What to produce: Output the material below unchanged, apart from leaving out the pictures.
## Start Material supplied
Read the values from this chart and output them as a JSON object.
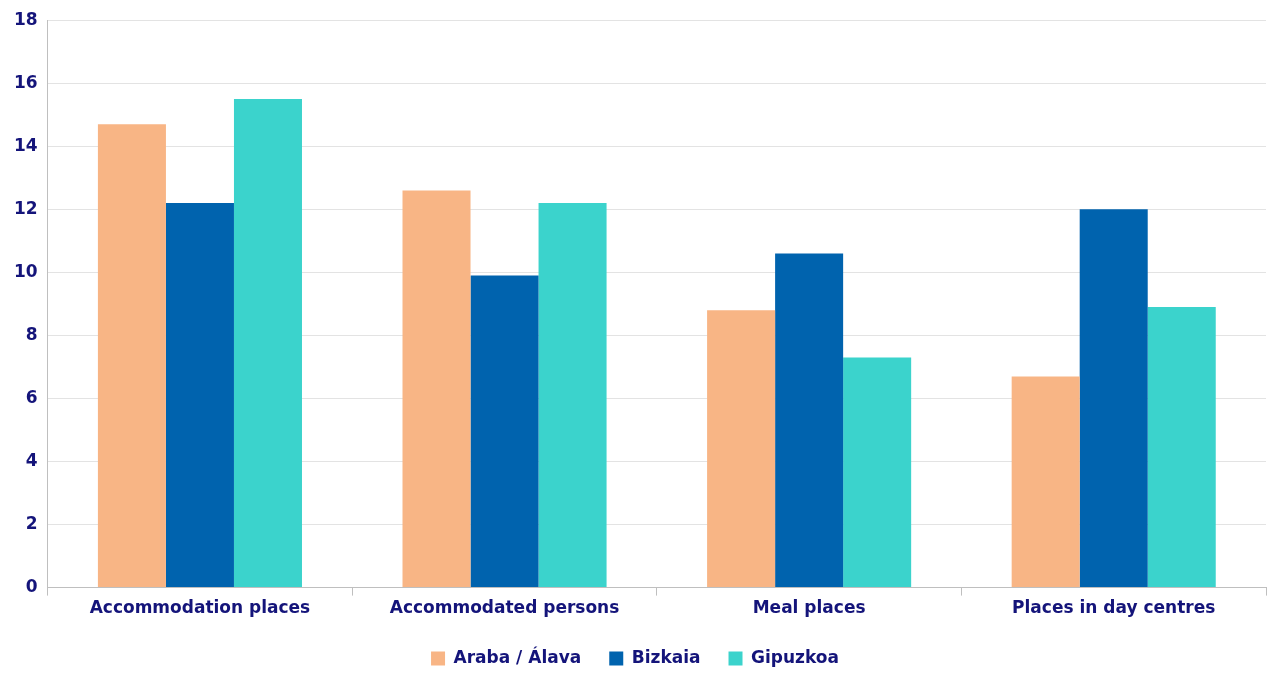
{
  "chart_data": {
    "type": "bar",
    "categories": [
      "Accommodation places",
      "Accommodated persons",
      "Meal places",
      "Places in day centres"
    ],
    "series": [
      {
        "name": "Araba / Álava",
        "color": "#f8b585",
        "values": [
          14.7,
          12.6,
          8.8,
          6.7
        ]
      },
      {
        "name": "Bizkaia",
        "color": "#0063ae",
        "values": [
          12.2,
          9.9,
          10.6,
          12.0
        ]
      },
      {
        "name": "Gipuzkoa",
        "color": "#3bd3cc",
        "values": [
          15.5,
          12.2,
          7.3,
          8.9
        ]
      }
    ],
    "ylim": [
      0,
      18
    ],
    "yticks": [
      0,
      2,
      4,
      6,
      8,
      10,
      12,
      14,
      16,
      18
    ],
    "grid": "y",
    "legend": "bottom"
  }
}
## End Material supplied
Result:
Read the values from this chart and output them as a JSON object.
{
  "chart_data": {
    "type": "bar",
    "categories": [
      "Accommodation places",
      "Accommodated persons",
      "Meal places",
      "Places in day centres"
    ],
    "series": [
      {
        "name": "Araba / Álava",
        "color": "#f8b585",
        "values": [
          14.7,
          12.6,
          8.8,
          6.7
        ]
      },
      {
        "name": "Bizkaia",
        "color": "#0063ae",
        "values": [
          12.2,
          9.9,
          10.6,
          12.0
        ]
      },
      {
        "name": "Gipuzkoa",
        "color": "#3bd3cc",
        "values": [
          15.5,
          12.2,
          7.3,
          8.9
        ]
      }
    ],
    "ylim": [
      0,
      18
    ],
    "yticks": [
      0,
      2,
      4,
      6,
      8,
      10,
      12,
      14,
      16,
      18
    ],
    "grid": "y",
    "legend": "bottom"
  }
}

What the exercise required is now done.